(Structured figure records)
──────

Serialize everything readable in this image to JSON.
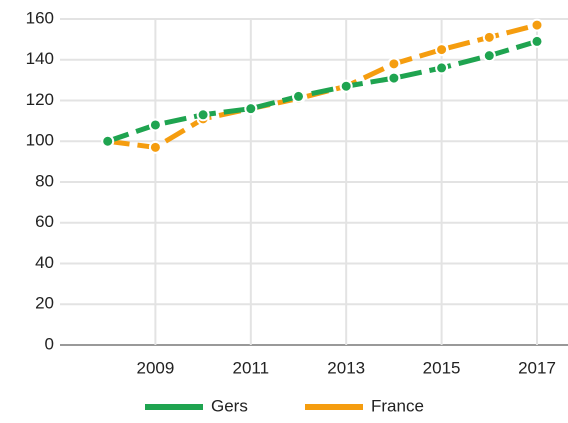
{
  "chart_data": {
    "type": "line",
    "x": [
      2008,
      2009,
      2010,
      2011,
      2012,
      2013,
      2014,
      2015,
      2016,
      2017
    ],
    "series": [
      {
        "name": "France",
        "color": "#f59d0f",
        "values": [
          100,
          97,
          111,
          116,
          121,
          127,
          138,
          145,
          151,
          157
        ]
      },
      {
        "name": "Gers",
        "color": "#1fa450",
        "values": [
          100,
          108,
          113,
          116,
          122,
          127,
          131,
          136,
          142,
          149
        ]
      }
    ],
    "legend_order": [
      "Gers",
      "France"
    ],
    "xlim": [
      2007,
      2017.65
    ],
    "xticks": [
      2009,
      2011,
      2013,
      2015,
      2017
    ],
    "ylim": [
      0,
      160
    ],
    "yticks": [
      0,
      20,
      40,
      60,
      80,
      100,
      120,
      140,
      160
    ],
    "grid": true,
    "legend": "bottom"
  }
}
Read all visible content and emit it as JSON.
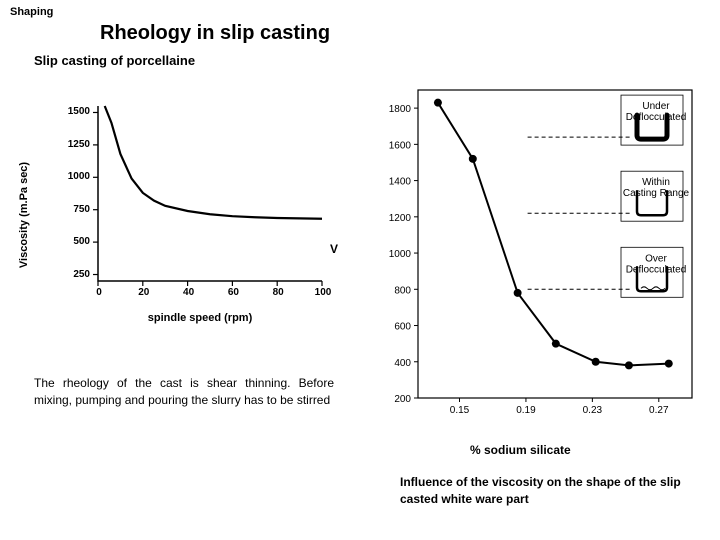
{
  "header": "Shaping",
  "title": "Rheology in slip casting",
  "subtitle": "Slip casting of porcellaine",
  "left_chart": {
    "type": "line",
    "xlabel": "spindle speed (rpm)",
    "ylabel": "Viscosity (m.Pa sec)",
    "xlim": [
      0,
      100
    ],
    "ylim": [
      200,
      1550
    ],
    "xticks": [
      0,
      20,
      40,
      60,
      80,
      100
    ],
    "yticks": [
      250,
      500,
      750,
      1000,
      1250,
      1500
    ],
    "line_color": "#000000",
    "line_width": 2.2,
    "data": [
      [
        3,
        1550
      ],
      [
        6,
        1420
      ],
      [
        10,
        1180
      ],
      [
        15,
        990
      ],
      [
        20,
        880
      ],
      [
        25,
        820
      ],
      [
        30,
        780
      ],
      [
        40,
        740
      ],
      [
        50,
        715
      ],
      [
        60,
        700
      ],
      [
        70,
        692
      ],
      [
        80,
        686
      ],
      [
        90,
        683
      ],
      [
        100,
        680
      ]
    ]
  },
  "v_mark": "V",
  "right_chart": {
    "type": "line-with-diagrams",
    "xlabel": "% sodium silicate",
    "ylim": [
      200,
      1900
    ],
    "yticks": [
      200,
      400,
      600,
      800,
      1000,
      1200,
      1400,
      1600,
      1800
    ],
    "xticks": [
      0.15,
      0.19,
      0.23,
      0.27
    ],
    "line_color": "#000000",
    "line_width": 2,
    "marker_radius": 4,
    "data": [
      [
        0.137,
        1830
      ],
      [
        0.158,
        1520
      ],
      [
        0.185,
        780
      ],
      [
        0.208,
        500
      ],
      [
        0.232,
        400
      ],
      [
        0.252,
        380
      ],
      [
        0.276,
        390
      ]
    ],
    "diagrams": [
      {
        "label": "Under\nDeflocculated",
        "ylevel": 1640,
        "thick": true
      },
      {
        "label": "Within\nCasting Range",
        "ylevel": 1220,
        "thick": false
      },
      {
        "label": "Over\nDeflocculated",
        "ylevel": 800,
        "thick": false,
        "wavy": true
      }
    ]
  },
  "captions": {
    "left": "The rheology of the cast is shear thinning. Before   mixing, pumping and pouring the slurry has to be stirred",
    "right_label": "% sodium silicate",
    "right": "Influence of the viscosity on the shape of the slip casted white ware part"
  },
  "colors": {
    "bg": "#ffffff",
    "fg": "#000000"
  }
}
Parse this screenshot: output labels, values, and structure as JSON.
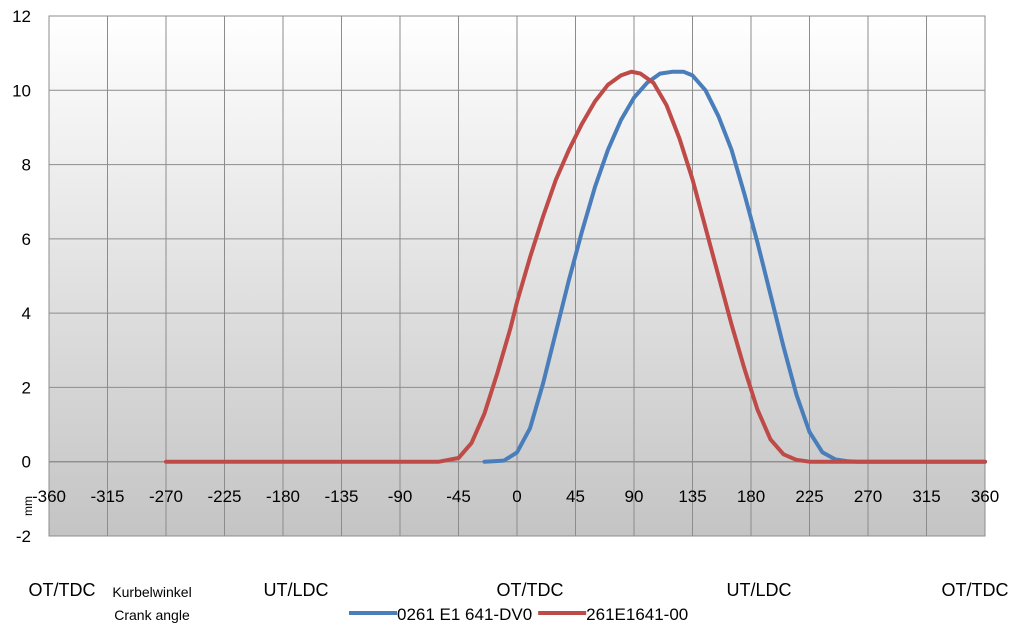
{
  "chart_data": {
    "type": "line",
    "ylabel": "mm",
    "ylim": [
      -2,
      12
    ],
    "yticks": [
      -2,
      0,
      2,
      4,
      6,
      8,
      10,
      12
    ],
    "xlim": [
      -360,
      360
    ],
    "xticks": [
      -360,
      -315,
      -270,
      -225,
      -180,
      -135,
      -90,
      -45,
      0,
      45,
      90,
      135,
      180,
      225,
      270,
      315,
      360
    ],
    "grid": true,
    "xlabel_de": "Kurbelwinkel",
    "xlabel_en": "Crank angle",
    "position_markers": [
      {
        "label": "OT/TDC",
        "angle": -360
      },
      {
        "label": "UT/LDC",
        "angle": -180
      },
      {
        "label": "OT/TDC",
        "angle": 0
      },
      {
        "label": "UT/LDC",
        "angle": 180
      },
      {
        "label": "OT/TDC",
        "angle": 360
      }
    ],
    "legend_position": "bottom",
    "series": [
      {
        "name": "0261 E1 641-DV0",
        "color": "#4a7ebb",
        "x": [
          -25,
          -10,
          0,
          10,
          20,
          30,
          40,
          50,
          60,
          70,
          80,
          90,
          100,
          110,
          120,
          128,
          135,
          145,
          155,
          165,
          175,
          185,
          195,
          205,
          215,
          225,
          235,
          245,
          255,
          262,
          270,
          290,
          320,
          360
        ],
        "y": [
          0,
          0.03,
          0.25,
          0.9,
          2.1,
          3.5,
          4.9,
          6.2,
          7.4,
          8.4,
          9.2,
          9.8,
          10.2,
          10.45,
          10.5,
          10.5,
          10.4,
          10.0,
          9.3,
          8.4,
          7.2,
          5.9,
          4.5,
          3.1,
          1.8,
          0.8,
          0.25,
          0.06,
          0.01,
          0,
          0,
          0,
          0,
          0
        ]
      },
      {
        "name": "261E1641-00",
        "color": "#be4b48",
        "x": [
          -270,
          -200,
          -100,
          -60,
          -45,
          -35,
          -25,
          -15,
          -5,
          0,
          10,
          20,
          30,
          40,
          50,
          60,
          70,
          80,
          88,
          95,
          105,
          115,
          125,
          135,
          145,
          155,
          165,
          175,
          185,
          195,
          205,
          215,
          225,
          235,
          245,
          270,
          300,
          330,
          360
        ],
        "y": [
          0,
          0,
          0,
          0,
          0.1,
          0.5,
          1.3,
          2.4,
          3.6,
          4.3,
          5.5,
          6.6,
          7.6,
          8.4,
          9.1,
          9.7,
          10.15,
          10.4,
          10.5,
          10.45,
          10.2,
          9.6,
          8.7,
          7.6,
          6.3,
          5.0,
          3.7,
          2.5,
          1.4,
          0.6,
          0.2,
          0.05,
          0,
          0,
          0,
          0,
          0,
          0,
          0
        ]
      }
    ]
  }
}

──────

PROBLEM:
Every line of text is to be repeated exactly; pictures are left out.

RESPONSE TO THE EXERCISE:
Serialize everything readable in this image to JSON.
{
  "chart_data": {
    "type": "line",
    "x": [
      2008,
      2009,
      2010,
      2011,
      2012,
      2013,
      2014,
      2015,
      2016,
      2017
    ],
    "series": [
      {
        "name": "France",
        "color": "#f59d0f",
        "values": [
          100,
          97,
          111,
          116,
          121,
          127,
          138,
          145,
          151,
          157
        ]
      },
      {
        "name": "Gers",
        "color": "#1fa450",
        "values": [
          100,
          108,
          113,
          116,
          122,
          127,
          131,
          136,
          142,
          149
        ]
      }
    ],
    "legend_order": [
      "Gers",
      "France"
    ],
    "xlim": [
      2007,
      2017.65
    ],
    "xticks": [
      2009,
      2011,
      2013,
      2015,
      2017
    ],
    "ylim": [
      0,
      160
    ],
    "yticks": [
      0,
      20,
      40,
      60,
      80,
      100,
      120,
      140,
      160
    ],
    "grid": true,
    "legend": "bottom"
  }
}
Read all visible content and emit it as JSON.
{
  "header": "Shaping",
  "title": "Rheology in slip casting",
  "subtitle": "Slip casting of porcellaine",
  "left_chart": {
    "type": "line",
    "xlabel": "spindle speed (rpm)",
    "ylabel": "Viscosity (m.Pa sec)",
    "xlim": [
      0,
      100
    ],
    "ylim": [
      200,
      1550
    ],
    "xticks": [
      0,
      20,
      40,
      60,
      80,
      100
    ],
    "yticks": [
      250,
      500,
      750,
      1000,
      1250,
      1500
    ],
    "line_color": "#000000",
    "line_width": 2.2,
    "data": [
      [
        3,
        1550
      ],
      [
        6,
        1420
      ],
      [
        10,
        1180
      ],
      [
        15,
        990
      ],
      [
        20,
        880
      ],
      [
        25,
        820
      ],
      [
        30,
        780
      ],
      [
        40,
        740
      ],
      [
        50,
        715
      ],
      [
        60,
        700
      ],
      [
        70,
        692
      ],
      [
        80,
        686
      ],
      [
        90,
        683
      ],
      [
        100,
        680
      ]
    ]
  },
  "v_mark": "V",
  "right_chart": {
    "type": "line-with-diagrams",
    "xlabel": "% sodium silicate",
    "ylim": [
      200,
      1900
    ],
    "yticks": [
      200,
      400,
      600,
      800,
      1000,
      1200,
      1400,
      1600,
      1800
    ],
    "xticks": [
      0.15,
      0.19,
      0.23,
      0.27
    ],
    "line_color": "#000000",
    "line_width": 2,
    "marker_radius": 4,
    "data": [
      [
        0.137,
        1830
      ],
      [
        0.158,
        1520
      ],
      [
        0.185,
        780
      ],
      [
        0.208,
        500
      ],
      [
        0.232,
        400
      ],
      [
        0.252,
        380
      ],
      [
        0.276,
        390
      ]
    ],
    "diagrams": [
      {
        "label": "Under\nDeflocculated",
        "ylevel": 1640,
        "thick": true
      },
      {
        "label": "Within\nCasting Range",
        "ylevel": 1220,
        "thick": false
      },
      {
        "label": "Over\nDeflocculated",
        "ylevel": 800,
        "thick": false,
        "wavy": true
      }
    ]
  },
  "captions": {
    "left": "The rheology of the cast is shear thinning. Before   mixing, pumping and pouring the slurry has to be stirred",
    "right_label": "% sodium silicate",
    "right": "Influence of the viscosity on the shape of the slip casted white ware part"
  },
  "colors": {
    "bg": "#ffffff",
    "fg": "#000000"
  }
}
Parse this screenshot: output labels, values, and structure as JSON.
{
  "chart_data": {
    "type": "line",
    "ylabel": "mm",
    "ylim": [
      -2,
      12
    ],
    "yticks": [
      -2,
      0,
      2,
      4,
      6,
      8,
      10,
      12
    ],
    "xlim": [
      -360,
      360
    ],
    "xticks": [
      -360,
      -315,
      -270,
      -225,
      -180,
      -135,
      -90,
      -45,
      0,
      45,
      90,
      135,
      180,
      225,
      270,
      315,
      360
    ],
    "grid": true,
    "xlabel_de": "Kurbelwinkel",
    "xlabel_en": "Crank angle",
    "position_markers": [
      {
        "label": "OT/TDC",
        "angle": -360
      },
      {
        "label": "UT/LDC",
        "angle": -180
      },
      {
        "label": "OT/TDC",
        "angle": 0
      },
      {
        "label": "UT/LDC",
        "angle": 180
      },
      {
        "label": "OT/TDC",
        "angle": 360
      }
    ],
    "legend_position": "bottom",
    "series": [
      {
        "name": "0261 E1 641-DV0",
        "color": "#4a7ebb",
        "x": [
          -25,
          -10,
          0,
          10,
          20,
          30,
          40,
          50,
          60,
          70,
          80,
          90,
          100,
          110,
          120,
          128,
          135,
          145,
          155,
          165,
          175,
          185,
          195,
          205,
          215,
          225,
          235,
          245,
          255,
          262,
          270,
          290,
          320,
          360
        ],
        "y": [
          0,
          0.03,
          0.25,
          0.9,
          2.1,
          3.5,
          4.9,
          6.2,
          7.4,
          8.4,
          9.2,
          9.8,
          10.2,
          10.45,
          10.5,
          10.5,
          10.4,
          10.0,
          9.3,
          8.4,
          7.2,
          5.9,
          4.5,
          3.1,
          1.8,
          0.8,
          0.25,
          0.06,
          0.01,
          0,
          0,
          0,
          0,
          0
        ]
      },
      {
        "name": "261E1641-00",
        "color": "#be4b48",
        "x": [
          -270,
          -200,
          -100,
          -60,
          -45,
          -35,
          -25,
          -15,
          -5,
          0,
          10,
          20,
          30,
          40,
          50,
          60,
          70,
          80,
          88,
          95,
          105,
          115,
          125,
          135,
          145,
          155,
          165,
          175,
          185,
          195,
          205,
          215,
          225,
          235,
          245,
          270,
          300,
          330,
          360
        ],
        "y": [
          0,
          0,
          0,
          0,
          0.1,
          0.5,
          1.3,
          2.4,
          3.6,
          4.3,
          5.5,
          6.6,
          7.6,
          8.4,
          9.1,
          9.7,
          10.15,
          10.4,
          10.5,
          10.45,
          10.2,
          9.6,
          8.7,
          7.6,
          6.3,
          5.0,
          3.7,
          2.5,
          1.4,
          0.6,
          0.2,
          0.05,
          0,
          0,
          0,
          0,
          0,
          0,
          0
        ]
      }
    ]
  }
}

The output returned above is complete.